- Supplied information -
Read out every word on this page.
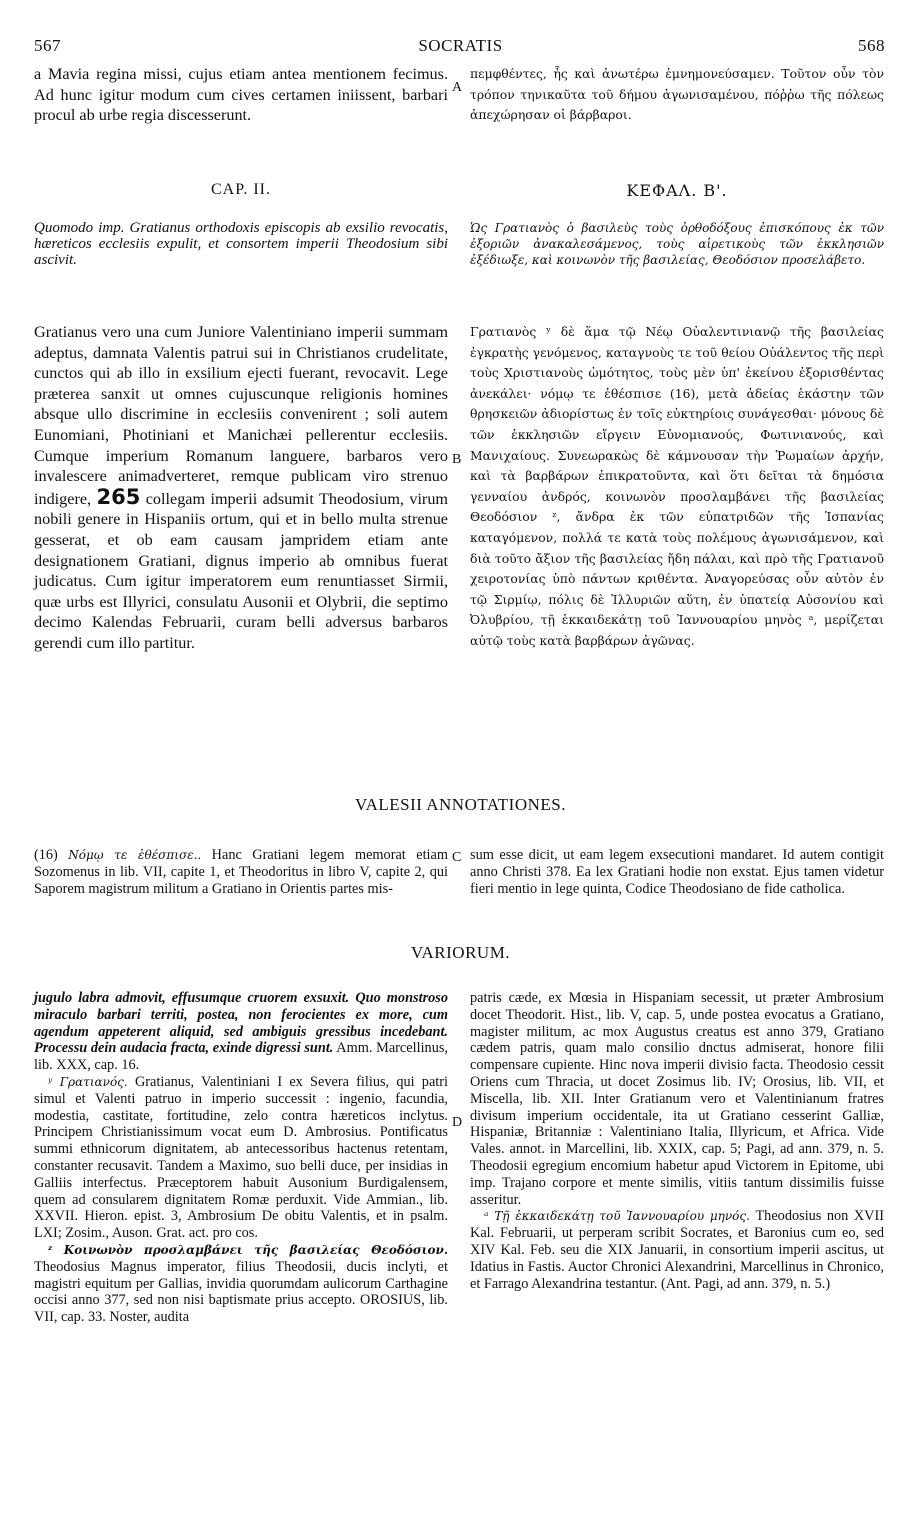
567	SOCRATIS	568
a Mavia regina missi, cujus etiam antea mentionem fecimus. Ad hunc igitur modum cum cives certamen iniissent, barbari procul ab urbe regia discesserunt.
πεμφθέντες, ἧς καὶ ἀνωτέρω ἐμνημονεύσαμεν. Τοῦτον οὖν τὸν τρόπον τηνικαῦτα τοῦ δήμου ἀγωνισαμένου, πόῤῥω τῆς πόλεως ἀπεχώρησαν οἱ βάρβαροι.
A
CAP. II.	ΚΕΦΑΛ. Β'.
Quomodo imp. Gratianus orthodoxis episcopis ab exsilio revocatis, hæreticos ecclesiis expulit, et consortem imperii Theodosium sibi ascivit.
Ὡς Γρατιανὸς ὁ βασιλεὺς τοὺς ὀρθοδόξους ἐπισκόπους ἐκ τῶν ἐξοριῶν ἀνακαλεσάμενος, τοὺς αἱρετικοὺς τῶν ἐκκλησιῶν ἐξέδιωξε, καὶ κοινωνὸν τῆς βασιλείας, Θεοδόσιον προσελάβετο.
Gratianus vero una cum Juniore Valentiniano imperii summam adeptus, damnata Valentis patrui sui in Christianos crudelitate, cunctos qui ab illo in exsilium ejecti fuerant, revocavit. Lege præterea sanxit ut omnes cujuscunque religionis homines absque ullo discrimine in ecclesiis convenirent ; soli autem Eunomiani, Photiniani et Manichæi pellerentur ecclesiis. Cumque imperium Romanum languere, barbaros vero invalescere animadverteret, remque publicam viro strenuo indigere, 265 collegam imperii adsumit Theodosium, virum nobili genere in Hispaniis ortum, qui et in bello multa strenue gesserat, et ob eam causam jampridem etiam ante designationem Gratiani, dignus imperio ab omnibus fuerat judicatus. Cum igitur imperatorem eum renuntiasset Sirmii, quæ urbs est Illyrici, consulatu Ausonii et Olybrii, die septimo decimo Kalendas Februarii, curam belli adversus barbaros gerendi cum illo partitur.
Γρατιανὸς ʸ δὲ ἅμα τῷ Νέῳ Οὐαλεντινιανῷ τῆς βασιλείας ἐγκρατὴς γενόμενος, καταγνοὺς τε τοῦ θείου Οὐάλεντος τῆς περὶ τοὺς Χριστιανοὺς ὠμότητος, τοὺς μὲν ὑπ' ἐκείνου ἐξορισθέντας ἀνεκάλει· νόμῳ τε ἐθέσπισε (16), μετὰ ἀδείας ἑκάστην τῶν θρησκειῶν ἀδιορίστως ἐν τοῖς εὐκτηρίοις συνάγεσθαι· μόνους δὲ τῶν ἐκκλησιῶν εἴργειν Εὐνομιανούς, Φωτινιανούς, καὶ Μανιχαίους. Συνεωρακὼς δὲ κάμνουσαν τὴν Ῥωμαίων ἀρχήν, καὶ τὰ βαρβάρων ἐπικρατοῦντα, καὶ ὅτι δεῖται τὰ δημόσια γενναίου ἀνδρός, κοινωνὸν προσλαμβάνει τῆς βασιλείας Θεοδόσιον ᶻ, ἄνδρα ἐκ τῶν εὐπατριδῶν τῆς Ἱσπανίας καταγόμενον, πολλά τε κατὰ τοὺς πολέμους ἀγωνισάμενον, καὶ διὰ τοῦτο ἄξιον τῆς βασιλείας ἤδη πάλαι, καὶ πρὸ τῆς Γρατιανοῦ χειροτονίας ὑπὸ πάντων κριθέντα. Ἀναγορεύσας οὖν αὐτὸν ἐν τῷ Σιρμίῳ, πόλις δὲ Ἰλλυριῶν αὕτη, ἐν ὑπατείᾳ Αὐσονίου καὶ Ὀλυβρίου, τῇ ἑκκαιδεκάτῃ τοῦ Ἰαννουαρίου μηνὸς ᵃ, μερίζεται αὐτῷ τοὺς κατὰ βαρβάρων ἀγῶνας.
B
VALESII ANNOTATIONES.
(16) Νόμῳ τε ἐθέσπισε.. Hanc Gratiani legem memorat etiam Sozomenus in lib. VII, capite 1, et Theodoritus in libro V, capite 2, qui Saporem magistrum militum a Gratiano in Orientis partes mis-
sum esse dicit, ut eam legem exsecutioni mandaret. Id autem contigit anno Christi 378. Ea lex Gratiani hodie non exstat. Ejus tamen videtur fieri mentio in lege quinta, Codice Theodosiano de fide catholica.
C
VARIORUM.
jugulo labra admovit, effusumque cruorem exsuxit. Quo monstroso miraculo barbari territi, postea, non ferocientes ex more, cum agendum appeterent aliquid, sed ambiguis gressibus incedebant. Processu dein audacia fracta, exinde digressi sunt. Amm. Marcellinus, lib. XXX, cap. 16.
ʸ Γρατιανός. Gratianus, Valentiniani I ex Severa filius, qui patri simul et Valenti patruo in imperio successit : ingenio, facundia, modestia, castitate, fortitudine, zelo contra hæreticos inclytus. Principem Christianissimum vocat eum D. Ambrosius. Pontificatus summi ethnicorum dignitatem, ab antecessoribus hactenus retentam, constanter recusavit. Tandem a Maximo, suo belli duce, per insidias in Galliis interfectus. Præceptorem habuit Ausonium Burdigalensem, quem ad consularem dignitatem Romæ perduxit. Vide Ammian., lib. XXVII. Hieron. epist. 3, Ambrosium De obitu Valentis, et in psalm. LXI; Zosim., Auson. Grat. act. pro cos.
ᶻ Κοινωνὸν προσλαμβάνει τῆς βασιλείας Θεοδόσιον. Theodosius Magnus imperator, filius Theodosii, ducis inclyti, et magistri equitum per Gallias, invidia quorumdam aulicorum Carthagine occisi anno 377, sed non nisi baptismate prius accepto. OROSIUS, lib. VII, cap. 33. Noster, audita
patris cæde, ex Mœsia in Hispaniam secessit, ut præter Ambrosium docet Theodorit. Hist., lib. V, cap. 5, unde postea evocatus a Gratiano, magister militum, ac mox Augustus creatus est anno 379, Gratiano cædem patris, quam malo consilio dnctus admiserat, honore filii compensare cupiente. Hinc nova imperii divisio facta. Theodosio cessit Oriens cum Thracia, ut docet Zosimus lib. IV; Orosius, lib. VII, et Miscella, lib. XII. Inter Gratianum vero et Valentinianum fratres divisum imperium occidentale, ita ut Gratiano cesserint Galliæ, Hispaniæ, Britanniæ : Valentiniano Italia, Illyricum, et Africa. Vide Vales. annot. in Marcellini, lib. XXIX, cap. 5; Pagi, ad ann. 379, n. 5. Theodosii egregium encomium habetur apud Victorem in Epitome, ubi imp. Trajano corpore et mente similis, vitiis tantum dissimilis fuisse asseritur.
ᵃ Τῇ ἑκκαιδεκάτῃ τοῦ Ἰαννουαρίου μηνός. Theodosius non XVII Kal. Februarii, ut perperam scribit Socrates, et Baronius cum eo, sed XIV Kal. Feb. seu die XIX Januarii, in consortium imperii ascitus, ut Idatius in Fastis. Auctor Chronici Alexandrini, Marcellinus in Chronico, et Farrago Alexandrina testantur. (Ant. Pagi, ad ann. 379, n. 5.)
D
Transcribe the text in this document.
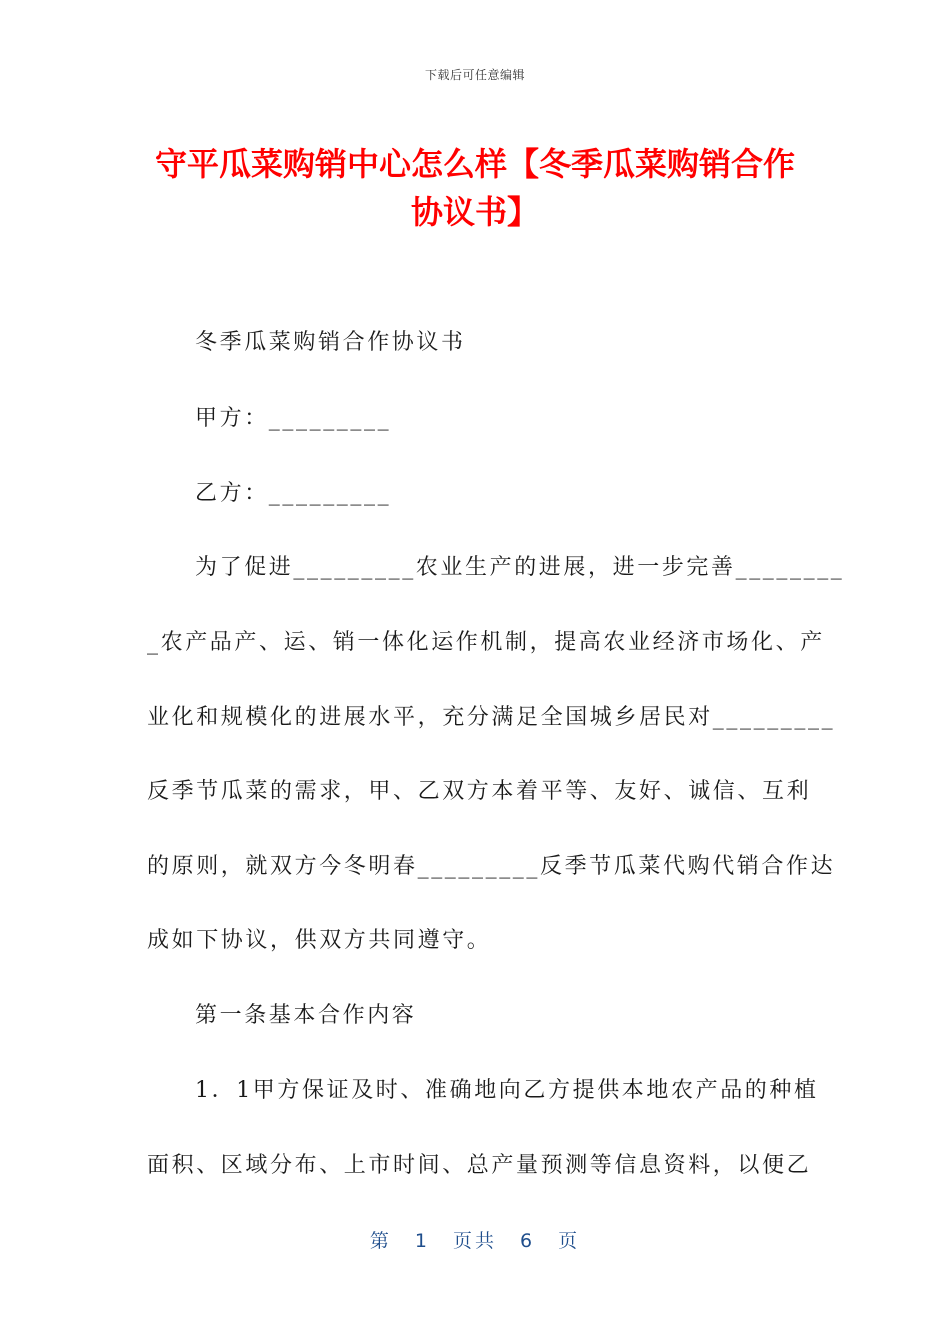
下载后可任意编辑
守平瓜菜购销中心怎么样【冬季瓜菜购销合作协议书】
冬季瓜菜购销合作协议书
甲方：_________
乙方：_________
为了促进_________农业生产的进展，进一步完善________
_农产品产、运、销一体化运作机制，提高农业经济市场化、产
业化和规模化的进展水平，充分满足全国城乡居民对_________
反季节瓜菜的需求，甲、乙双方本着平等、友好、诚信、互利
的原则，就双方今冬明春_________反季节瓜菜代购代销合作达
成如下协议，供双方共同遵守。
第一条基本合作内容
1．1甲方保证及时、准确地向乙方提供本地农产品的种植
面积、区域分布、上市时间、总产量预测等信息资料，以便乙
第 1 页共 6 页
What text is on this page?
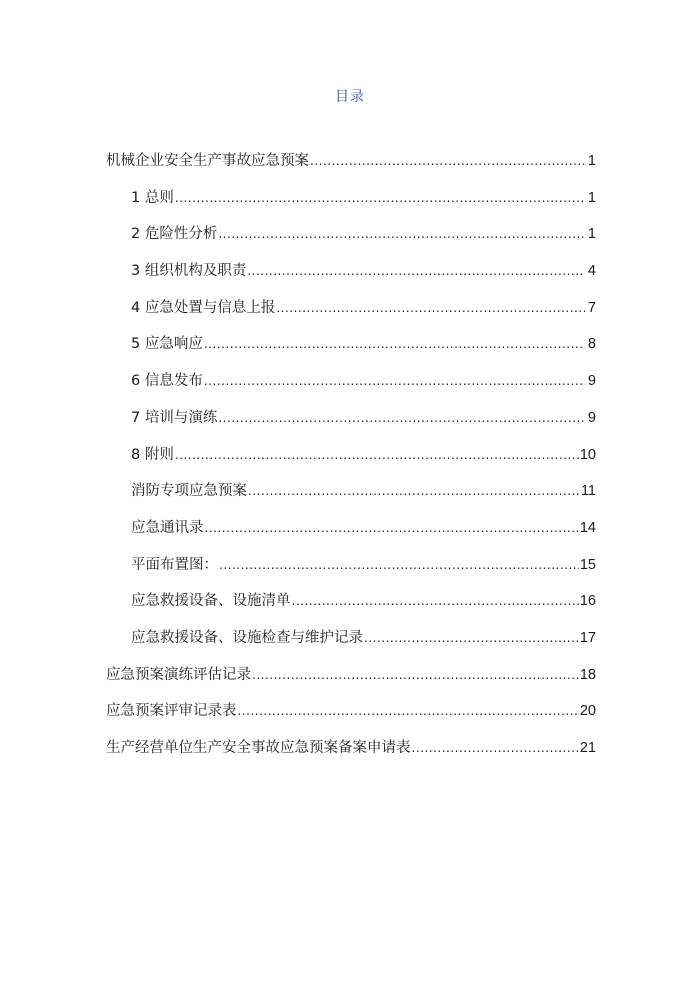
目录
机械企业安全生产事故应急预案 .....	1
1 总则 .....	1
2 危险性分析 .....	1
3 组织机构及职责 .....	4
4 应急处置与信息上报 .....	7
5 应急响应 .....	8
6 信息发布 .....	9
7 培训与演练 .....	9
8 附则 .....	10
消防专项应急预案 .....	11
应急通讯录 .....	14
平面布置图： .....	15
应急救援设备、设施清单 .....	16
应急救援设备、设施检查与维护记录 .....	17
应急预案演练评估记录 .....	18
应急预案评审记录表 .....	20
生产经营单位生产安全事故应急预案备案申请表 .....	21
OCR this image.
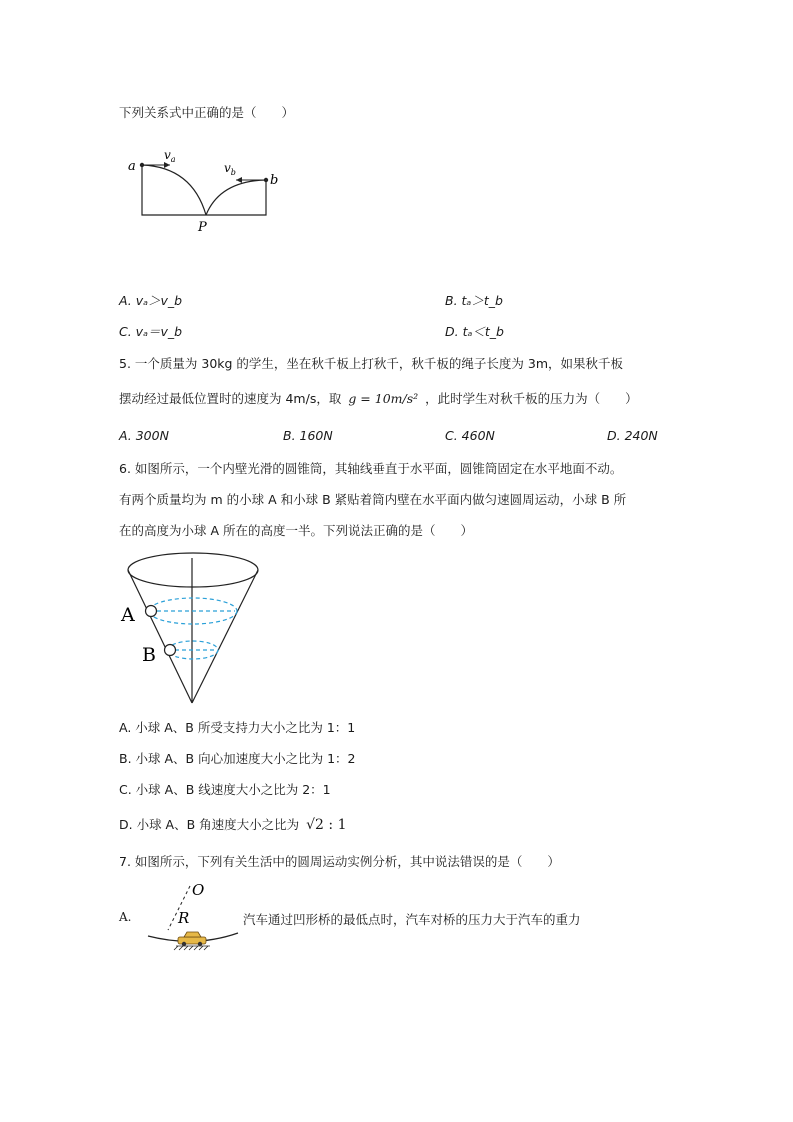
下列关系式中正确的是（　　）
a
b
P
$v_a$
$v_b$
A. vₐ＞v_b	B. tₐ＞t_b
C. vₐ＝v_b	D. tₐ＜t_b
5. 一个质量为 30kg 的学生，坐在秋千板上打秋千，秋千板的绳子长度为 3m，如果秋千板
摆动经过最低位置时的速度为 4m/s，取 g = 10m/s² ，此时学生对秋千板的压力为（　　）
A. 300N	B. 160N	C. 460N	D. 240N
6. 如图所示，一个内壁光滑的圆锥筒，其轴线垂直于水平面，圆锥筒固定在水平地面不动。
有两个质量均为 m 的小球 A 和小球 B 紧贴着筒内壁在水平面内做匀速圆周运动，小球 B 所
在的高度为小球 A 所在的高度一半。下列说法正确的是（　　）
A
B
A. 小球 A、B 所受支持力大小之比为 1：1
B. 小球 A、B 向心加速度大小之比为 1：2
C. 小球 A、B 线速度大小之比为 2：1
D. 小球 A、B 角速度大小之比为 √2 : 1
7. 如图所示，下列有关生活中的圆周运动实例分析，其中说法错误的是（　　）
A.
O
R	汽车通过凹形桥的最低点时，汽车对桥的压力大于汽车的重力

- Directions for this task -
Pull every line containing the word "如图所示" out of the material and copy it.

- Result of the exercise -
6. 如图所示，一个内壁光滑的圆锥筒，其轴线垂直于水平面，圆锥筒固定在水平地面不动。
7. 如图所示，下列有关生活中的圆周运动实例分析，其中说法错误的是（　　）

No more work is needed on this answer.